* Problem
Return every line of the records below verbatim, with no pictures in the copy.

* Extracted data entries
┄┄┄┄┄┄┄┄┄┄

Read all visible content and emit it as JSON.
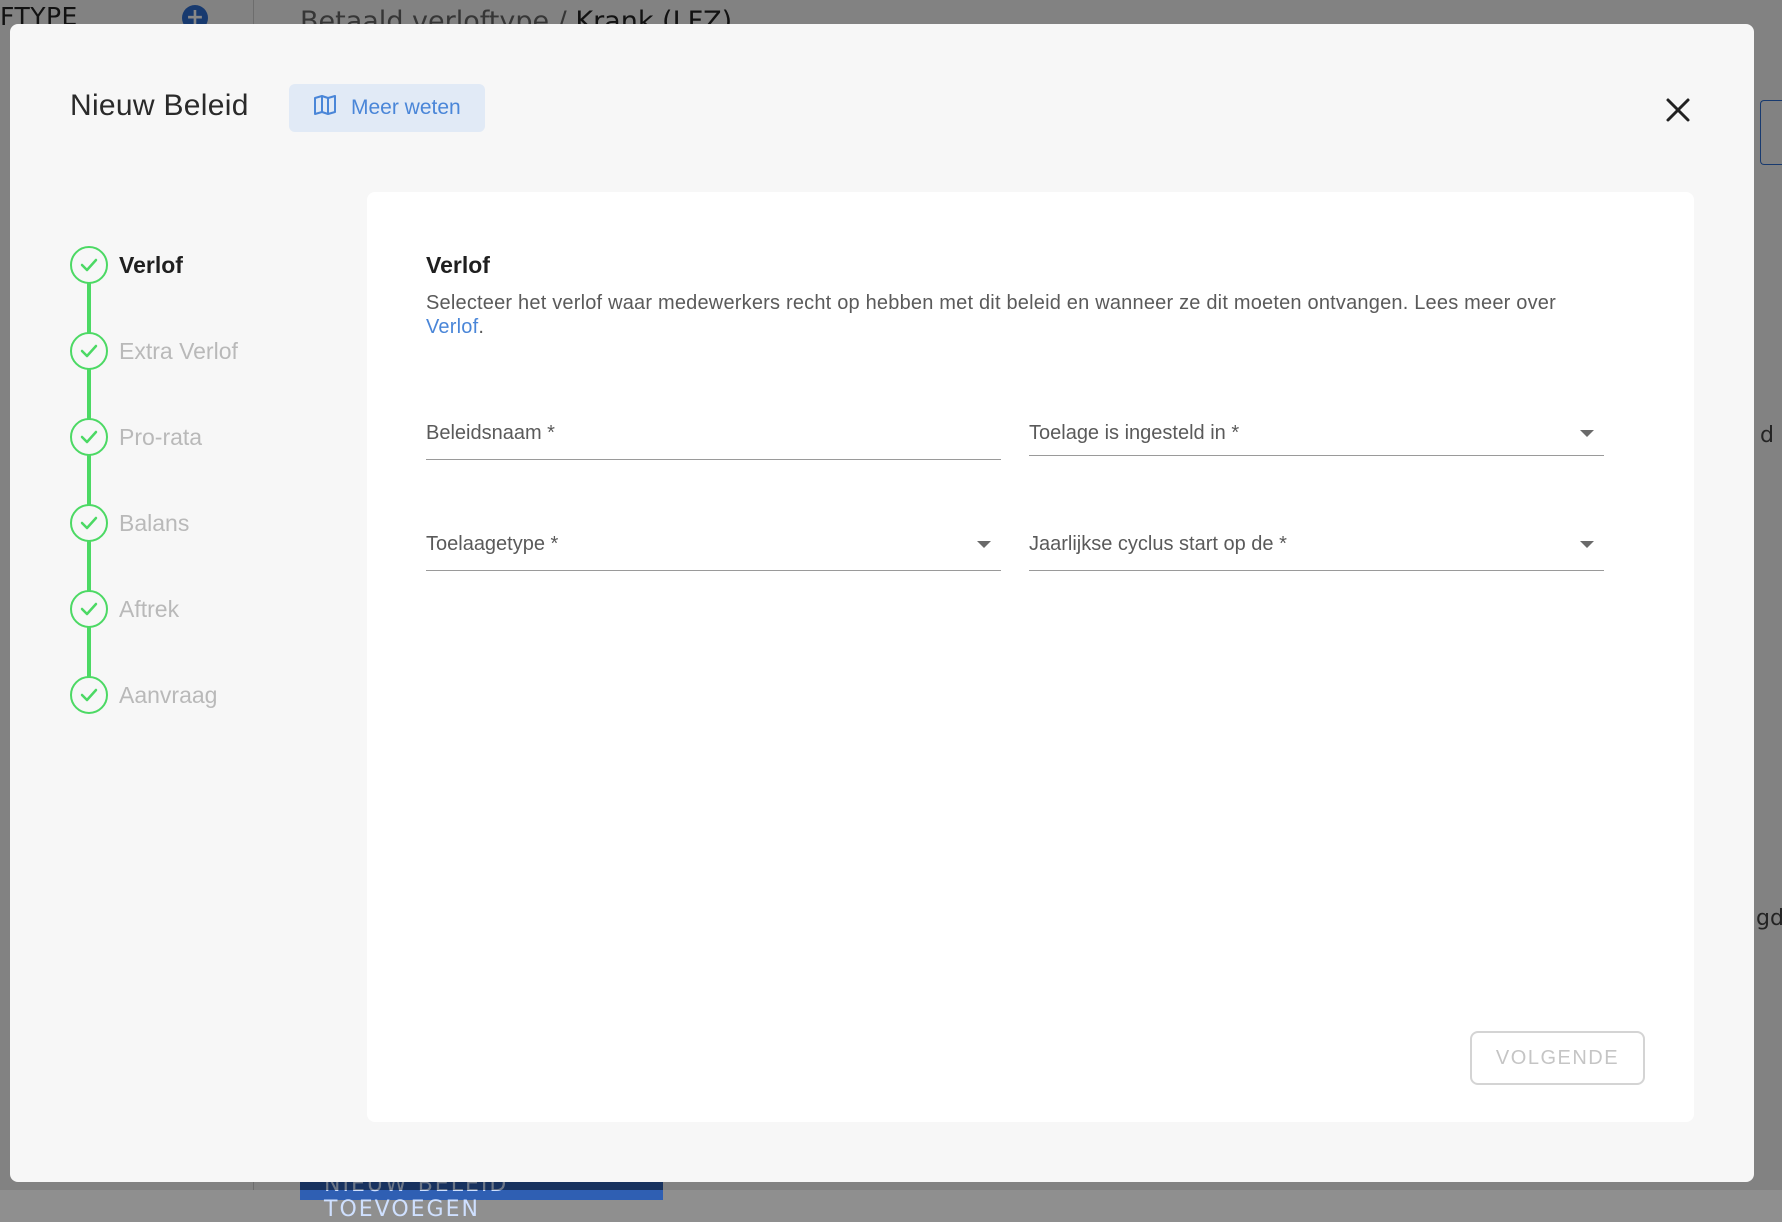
{
  "background": {
    "section_title": "FTYPE",
    "breadcrumb_prefix": "Betaald verloftype / ",
    "breadcrumb_current": "Krank (LFZ)",
    "bottom_button_label": "NIEUW BELEID TOEVOEGEN",
    "right_fragment_1": "d",
    "right_fragment_2": "gd"
  },
  "modal": {
    "title": "Nieuw Beleid",
    "learn_more_label": "Meer weten",
    "close_icon": "close-icon",
    "learn_more_icon": "book-icon"
  },
  "stepper": {
    "steps": [
      {
        "label": "Verlof",
        "state": "active"
      },
      {
        "label": "Extra Verlof",
        "state": "completed"
      },
      {
        "label": "Pro-rata",
        "state": "completed"
      },
      {
        "label": "Balans",
        "state": "completed"
      },
      {
        "label": "Aftrek",
        "state": "completed"
      },
      {
        "label": "Aanvraag",
        "state": "completed"
      }
    ],
    "accent_color": "#4cd964"
  },
  "form": {
    "heading": "Verlof",
    "description_prefix": "Selecteer het verlof waar medewerkers recht op hebben met dit beleid en wanneer ze dit moeten ontvangen. Lees meer over ",
    "description_link": "Verlof",
    "description_suffix": ".",
    "fields": {
      "policy_name": {
        "label": "Beleidsnaam *",
        "value": ""
      },
      "allowance_unit": {
        "label": "Toelage is ingesteld in *",
        "value": ""
      },
      "allowance_type": {
        "label": "Toelaagetype *",
        "value": ""
      },
      "annual_cycle_start": {
        "label": "Jaarlijkse cyclus start op de *",
        "value": ""
      }
    },
    "next_button_label": "VOLGENDE"
  },
  "colors": {
    "link": "#4a86d8",
    "learn_more_bg": "#e1eaf6",
    "step_complete": "#4cd964"
  }
}
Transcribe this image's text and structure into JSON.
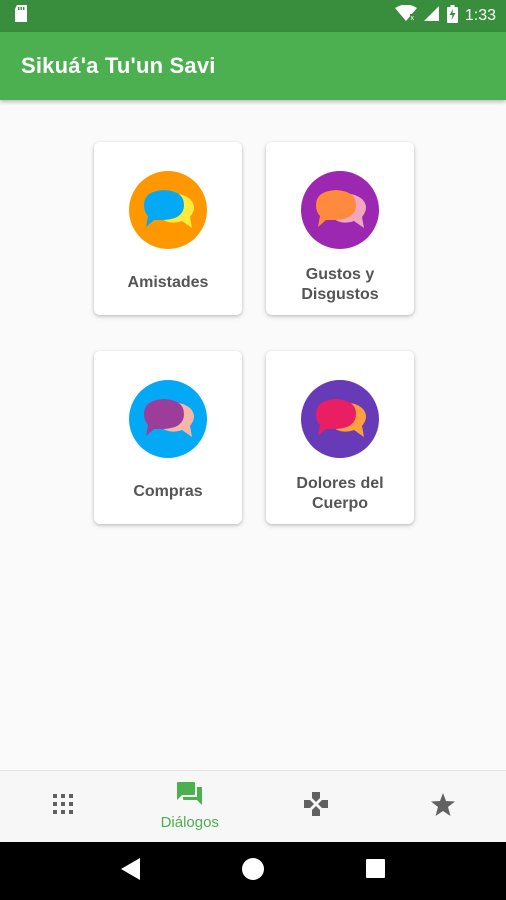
{
  "status_bar": {
    "time": "1:33",
    "icons": [
      "sd-card-icon",
      "wifi-icon",
      "signal-icon",
      "battery-charging-icon"
    ]
  },
  "app_bar": {
    "title": "Sikuá'a Tu'un Savi"
  },
  "categories": [
    {
      "label": "Amistades",
      "icon": "chat-bubbles-icon",
      "circle_color": "#ff9800",
      "bubble_front": "#03a9f4",
      "bubble_back": "#ffeb3b"
    },
    {
      "label": "Gustos y\nDisgustos",
      "icon": "chat-bubbles-icon",
      "circle_color": "#9c27b0",
      "bubble_front": "#ff8a3d",
      "bubble_back": "#f4a6c0"
    },
    {
      "label": "Compras",
      "icon": "chat-bubbles-icon",
      "circle_color": "#03a9f4",
      "bubble_front": "#9c3d9a",
      "bubble_back": "#f7b6a8"
    },
    {
      "label": "Dolores del\nCuerpo",
      "icon": "chat-bubbles-icon",
      "circle_color": "#673ab7",
      "bubble_front": "#e91e63",
      "bubble_back": "#ffa040"
    }
  ],
  "bottom_nav": {
    "items": [
      {
        "icon": "grid-apps-icon",
        "label": ""
      },
      {
        "icon": "forum-icon",
        "label": "Diálogos",
        "active": true
      },
      {
        "icon": "gamepad-icon",
        "label": ""
      },
      {
        "icon": "star-icon",
        "label": ""
      }
    ],
    "active_color": "#4caf50",
    "inactive_color": "#616161"
  },
  "system_nav": {
    "buttons": [
      "back-icon",
      "home-icon",
      "recents-icon"
    ]
  },
  "colors": {
    "status_bar": "#388e3c",
    "app_bar": "#4caf50",
    "background": "#fafafa"
  }
}
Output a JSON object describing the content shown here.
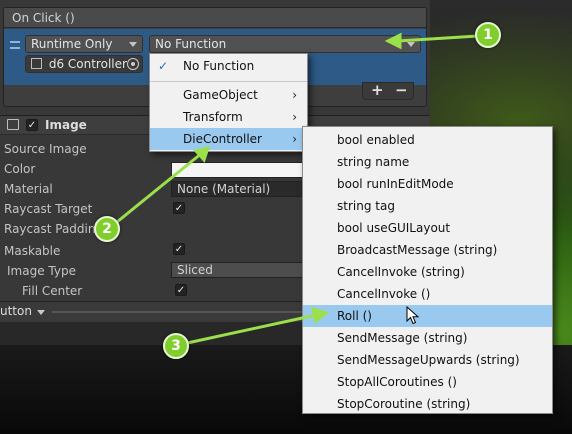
{
  "onclick": {
    "title": "On Click ()",
    "runtime_mode": "Runtime Only",
    "function_value": "No Function",
    "target_object": "d6 Controller",
    "add_label": "+",
    "remove_label": "−"
  },
  "image_component": {
    "title": "Image",
    "properties": [
      {
        "label": "Source Image",
        "value": ""
      },
      {
        "label": "Color",
        "value": ""
      },
      {
        "label": "Material",
        "value": "None (Material)"
      },
      {
        "label": "Raycast Target",
        "value": "✓"
      },
      {
        "label": "Raycast Paddin",
        "value": ""
      },
      {
        "label": "Maskable",
        "value": "✓"
      },
      {
        "label": "Image Type",
        "value": "Sliced"
      },
      {
        "label": "Fill Center",
        "value": "✓"
      }
    ]
  },
  "button_bar": {
    "label": "utton"
  },
  "main_menu": {
    "items": [
      {
        "label": "No Function",
        "checked": true
      },
      {
        "label": "GameObject",
        "submenu": true
      },
      {
        "label": "Transform",
        "submenu": true
      },
      {
        "label": "DieController",
        "submenu": true,
        "highlighted": true
      }
    ]
  },
  "submenu": {
    "items": [
      "bool enabled",
      "string name",
      "bool runInEditMode",
      "string tag",
      "bool useGUILayout",
      "BroadcastMessage (string)",
      "CancelInvoke (string)",
      "CancelInvoke ()",
      "Roll ()",
      "SendMessage (string)",
      "SendMessageUpwards (string)",
      "StopAllCoroutines ()",
      "StopCoroutine (string)"
    ],
    "highlighted_index": 8
  },
  "callouts": [
    "1",
    "2",
    "3"
  ],
  "colors": {
    "callout": "#7fce2b",
    "menu_highlight": "#99c9ef",
    "event_row": "#2d5a86"
  }
}
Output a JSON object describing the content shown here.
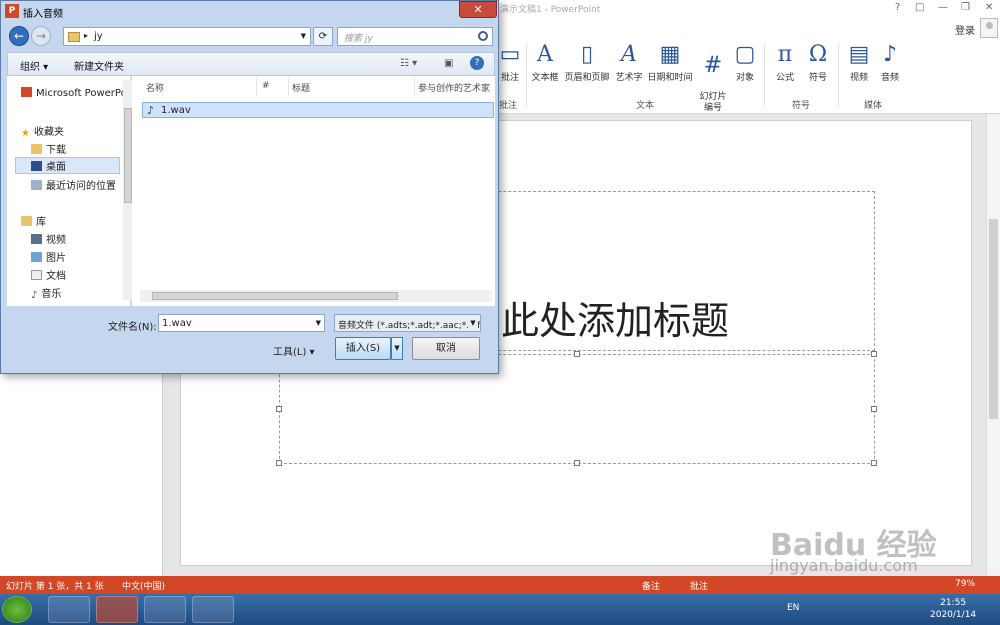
{
  "ppt": {
    "title": "演示文稿1 - PowerPoint",
    "window_controls": [
      "?",
      "□",
      "—",
      "❐",
      "✕"
    ],
    "signin": "登录",
    "ribbon": {
      "buttons": [
        "批注",
        "文本框",
        "页眉和页脚",
        "艺术字",
        "日期和时间",
        "幻灯片\n编号",
        "对象",
        "公式",
        "符号",
        "视频",
        "音频"
      ],
      "groups": [
        "批注",
        "文本",
        "符号",
        "媒体"
      ]
    },
    "slide": {
      "title_placeholder": "单击此处添加标题"
    },
    "status": {
      "slide_info": "幻灯片 第 1 张，共 1 张",
      "language": "中文(中国)",
      "notes": "备注",
      "comments": "批注",
      "zoom": "79%"
    },
    "clock": {
      "time": "21:55",
      "date": "2020/1/14"
    },
    "tray_lang": "EN"
  },
  "dialog": {
    "title": "插入音频",
    "address_path": "jy",
    "search_placeholder": "搜索 jy",
    "commands": {
      "organize": "组织 ▾",
      "new_folder": "新建文件夹"
    },
    "nav": {
      "app": "Microsoft PowerPoint",
      "favorites": "收藏夹",
      "downloads": "下载",
      "desktop": "桌面",
      "recent": "最近访问的位置",
      "libraries": "库",
      "videos": "视频",
      "pictures": "图片",
      "documents": "文档",
      "music": "音乐"
    },
    "columns": {
      "name": "名称",
      "number": "#",
      "title": "标题",
      "artists": "参与创作的艺术家"
    },
    "files": [
      {
        "name": "1.wav"
      }
    ],
    "filename_label": "文件名(N):",
    "filename_value": "1.wav",
    "filter": "音频文件 (*.adts;*.adt;*.aac;*.aif",
    "tools": "工具(L)",
    "insert": "插入(S)",
    "cancel": "取消"
  },
  "watermark": {
    "brand": "Baidu 经验",
    "url": "jingyan.baidu.com"
  },
  "colors": {
    "accent": "#d24726",
    "selection": "#cfe2fb",
    "taskbar": "#1e4a80"
  }
}
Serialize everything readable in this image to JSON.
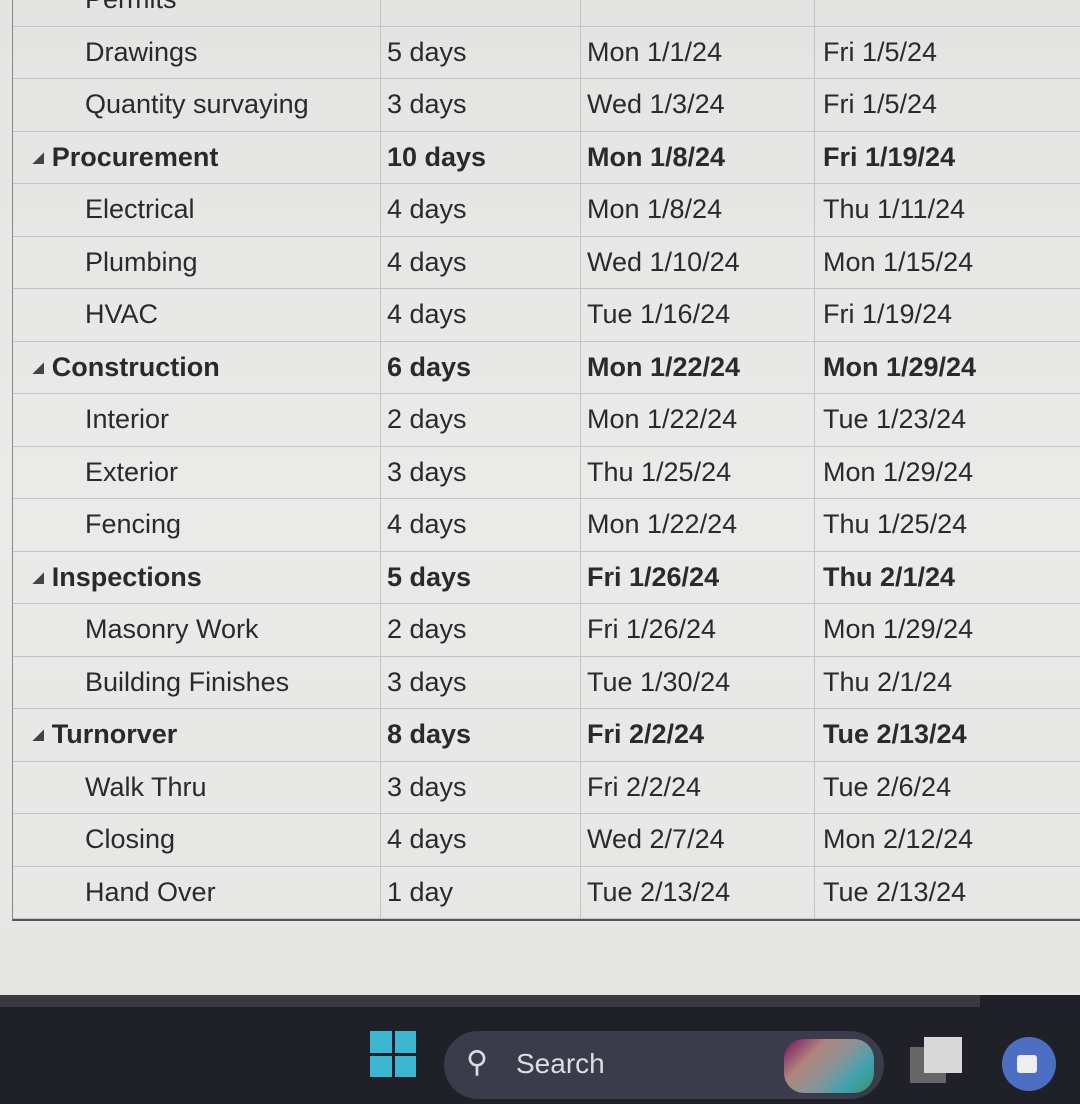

┄┄┄┄┄┄┄┄┄┄

* Written response
Read all visible content and emit it as JSON.
{
  "background": {
    "section_title": "FTYPE",
    "breadcrumb_prefix": "Betaald verloftype / ",
    "breadcrumb_current": "Krank (LFZ)",
    "bottom_button_label": "NIEUW BELEID TOEVOEGEN",
    "right_fragment_1": "d",
    "right_fragment_2": "gd"
  },
  "modal": {
    "title": "Nieuw Beleid",
    "learn_more_label": "Meer weten",
    "close_icon": "close-icon",
    "learn_more_icon": "book-icon"
  },
  "stepper": {
    "steps": [
      {
        "label": "Verlof",
        "state": "active"
      },
      {
        "label": "Extra Verlof",
        "state": "completed"
      },
      {
        "label": "Pro-rata",
        "state": "completed"
      },
      {
        "label": "Balans",
        "state": "completed"
      },
      {
        "label": "Aftrek",
        "state": "completed"
      },
      {
        "label": "Aanvraag",
        "state": "completed"
      }
    ],
    "accent_color": "#4cd964"
  },
  "form": {
    "heading": "Verlof",
    "description_prefix": "Selecteer het verlof waar medewerkers recht op hebben met dit beleid en wanneer ze dit moeten ontvangen. Lees meer over ",
    "description_link": "Verlof",
    "description_suffix": ".",
    "fields": {
      "policy_name": {
        "label": "Beleidsnaam *",
        "value": ""
      },
      "allowance_unit": {
        "label": "Toelage is ingesteld in *",
        "value": ""
      },
      "allowance_type": {
        "label": "Toelaagetype *",
        "value": ""
      },
      "annual_cycle_start": {
        "label": "Jaarlijkse cyclus start op de *",
        "value": ""
      }
    },
    "next_button_label": "VOLGENDE"
  },
  "colors": {
    "link": "#4a86d8",
    "learn_more_bg": "#e1eaf6",
    "step_complete": "#4cd964"
  }
}
Transcribe this image's text and structure into JSON.
{
  "status_bar": {
    "time": "1:33",
    "icons": [
      "sd-card-icon",
      "wifi-icon",
      "signal-icon",
      "battery-charging-icon"
    ]
  },
  "app_bar": {
    "title": "Sikuá'a Tu'un Savi"
  },
  "categories": [
    {
      "label": "Amistades",
      "icon": "chat-bubbles-icon",
      "circle_color": "#ff9800",
      "bubble_front": "#03a9f4",
      "bubble_back": "#ffeb3b"
    },
    {
      "label": "Gustos y\nDisgustos",
      "icon": "chat-bubbles-icon",
      "circle_color": "#9c27b0",
      "bubble_front": "#ff8a3d",
      "bubble_back": "#f4a6c0"
    },
    {
      "label": "Compras",
      "icon": "chat-bubbles-icon",
      "circle_color": "#03a9f4",
      "bubble_front": "#9c3d9a",
      "bubble_back": "#f7b6a8"
    },
    {
      "label": "Dolores del\nCuerpo",
      "icon": "chat-bubbles-icon",
      "circle_color": "#673ab7",
      "bubble_front": "#e91e63",
      "bubble_back": "#ffa040"
    }
  ],
  "bottom_nav": {
    "items": [
      {
        "icon": "grid-apps-icon",
        "label": ""
      },
      {
        "icon": "forum-icon",
        "label": "Diálogos",
        "active": true
      },
      {
        "icon": "gamepad-icon",
        "label": ""
      },
      {
        "icon": "star-icon",
        "label": ""
      }
    ],
    "active_color": "#4caf50",
    "inactive_color": "#616161"
  },
  "system_nav": {
    "buttons": [
      "back-icon",
      "home-icon",
      "recents-icon"
    ]
  },
  "colors": {
    "status_bar": "#388e3c",
    "app_bar": "#4caf50",
    "background": "#fafafa"
  }
}
Output a JSON object describing the content shown here.
{
  "onclick": {
    "title": "On Click ()",
    "runtime_mode": "Runtime Only",
    "function_value": "No Function",
    "target_object": "d6 Controller",
    "add_label": "+",
    "remove_label": "−"
  },
  "image_component": {
    "title": "Image",
    "properties": [
      {
        "label": "Source Image",
        "value": ""
      },
      {
        "label": "Color",
        "value": ""
      },
      {
        "label": "Material",
        "value": "None (Material)"
      },
      {
        "label": "Raycast Target",
        "value": "✓"
      },
      {
        "label": "Raycast Paddin",
        "value": ""
      },
      {
        "label": "Maskable",
        "value": "✓"
      },
      {
        "label": "Image Type",
        "value": "Sliced"
      },
      {
        "label": "Fill Center",
        "value": "✓"
      }
    ]
  },
  "button_bar": {
    "label": "utton"
  },
  "main_menu": {
    "items": [
      {
        "label": "No Function",
        "checked": true
      },
      {
        "label": "GameObject",
        "submenu": true
      },
      {
        "label": "Transform",
        "submenu": true
      },
      {
        "label": "DieController",
        "submenu": true,
        "highlighted": true
      }
    ]
  },
  "submenu": {
    "items": [
      "bool enabled",
      "string name",
      "bool runInEditMode",
      "string tag",
      "bool useGUILayout",
      "BroadcastMessage (string)",
      "CancelInvoke (string)",
      "CancelInvoke ()",
      "Roll ()",
      "SendMessage (string)",
      "SendMessageUpwards (string)",
      "StopAllCoroutines ()",
      "StopCoroutine (string)"
    ],
    "highlighted_index": 8
  },
  "callouts": [
    "1",
    "2",
    "3"
  ],
  "colors": {
    "callout": "#7fce2b",
    "menu_highlight": "#99c9ef",
    "event_row": "#2d5a86"
  }
}
Output a JSON object describing the content shown here.
{
  "ppt": {
    "title": "演示文稿1 - PowerPoint",
    "window_controls": [
      "?",
      "□",
      "—",
      "❐",
      "✕"
    ],
    "signin": "登录",
    "ribbon": {
      "buttons": [
        "批注",
        "文本框",
        "页眉和页脚",
        "艺术字",
        "日期和时间",
        "幻灯片\n编号",
        "对象",
        "公式",
        "符号",
        "视频",
        "音频"
      ],
      "groups": [
        "批注",
        "文本",
        "符号",
        "媒体"
      ]
    },
    "slide": {
      "title_placeholder": "单击此处添加标题"
    },
    "status": {
      "slide_info": "幻灯片 第 1 张，共 1 张",
      "language": "中文(中国)",
      "notes": "备注",
      "comments": "批注",
      "zoom": "79%"
    },
    "clock": {
      "time": "21:55",
      "date": "2020/1/14"
    },
    "tray_lang": "EN"
  },
  "dialog": {
    "title": "插入音频",
    "address_path": "jy",
    "search_placeholder": "搜索 jy",
    "commands": {
      "organize": "组织 ▾",
      "new_folder": "新建文件夹"
    },
    "nav": {
      "app": "Microsoft PowerPoint",
      "favorites": "收藏夹",
      "downloads": "下载",
      "desktop": "桌面",
      "recent": "最近访问的位置",
      "libraries": "库",
      "videos": "视频",
      "pictures": "图片",
      "documents": "文档",
      "music": "音乐"
    },
    "columns": {
      "name": "名称",
      "number": "#",
      "title": "标题",
      "artists": "参与创作的艺术家"
    },
    "files": [
      {
        "name": "1.wav"
      }
    ],
    "filename_label": "文件名(N):",
    "filename_value": "1.wav",
    "filter": "音频文件 (*.adts;*.adt;*.aac;*.aif",
    "tools": "工具(L)",
    "insert": "插入(S)",
    "cancel": "取消"
  },
  "watermark": {
    "brand": "Baidu 经验",
    "url": "jingyan.baidu.com"
  },
  "colors": {
    "accent": "#d24726",
    "selection": "#cfe2fb",
    "taskbar": "#1e4a80"
  }
}
Serialize everything readable in this image to JSON.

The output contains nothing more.